From the listing below, pull each line that includes "power".

--- begin Given information ---

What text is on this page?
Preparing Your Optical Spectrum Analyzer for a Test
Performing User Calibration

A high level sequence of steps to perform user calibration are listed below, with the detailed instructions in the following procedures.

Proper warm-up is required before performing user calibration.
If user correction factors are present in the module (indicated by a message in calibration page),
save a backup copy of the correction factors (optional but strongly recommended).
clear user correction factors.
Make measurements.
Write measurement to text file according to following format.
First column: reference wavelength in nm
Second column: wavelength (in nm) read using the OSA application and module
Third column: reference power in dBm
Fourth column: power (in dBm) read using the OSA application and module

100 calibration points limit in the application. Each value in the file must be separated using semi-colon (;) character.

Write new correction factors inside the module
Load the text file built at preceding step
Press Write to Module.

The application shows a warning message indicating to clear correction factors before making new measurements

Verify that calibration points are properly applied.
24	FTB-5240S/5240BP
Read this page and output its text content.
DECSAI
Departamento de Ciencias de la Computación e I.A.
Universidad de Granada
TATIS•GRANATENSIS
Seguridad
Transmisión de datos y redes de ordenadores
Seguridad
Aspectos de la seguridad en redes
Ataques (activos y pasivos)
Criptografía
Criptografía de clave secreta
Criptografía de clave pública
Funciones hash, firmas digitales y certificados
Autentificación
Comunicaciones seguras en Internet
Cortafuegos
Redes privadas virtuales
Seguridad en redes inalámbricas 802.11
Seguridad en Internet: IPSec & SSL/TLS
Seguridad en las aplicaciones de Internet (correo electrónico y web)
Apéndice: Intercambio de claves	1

--- end Given information ---

= Solved problem =
Third column: reference power in dBm
Fourth column: power (in dBm) read using the OSA application and module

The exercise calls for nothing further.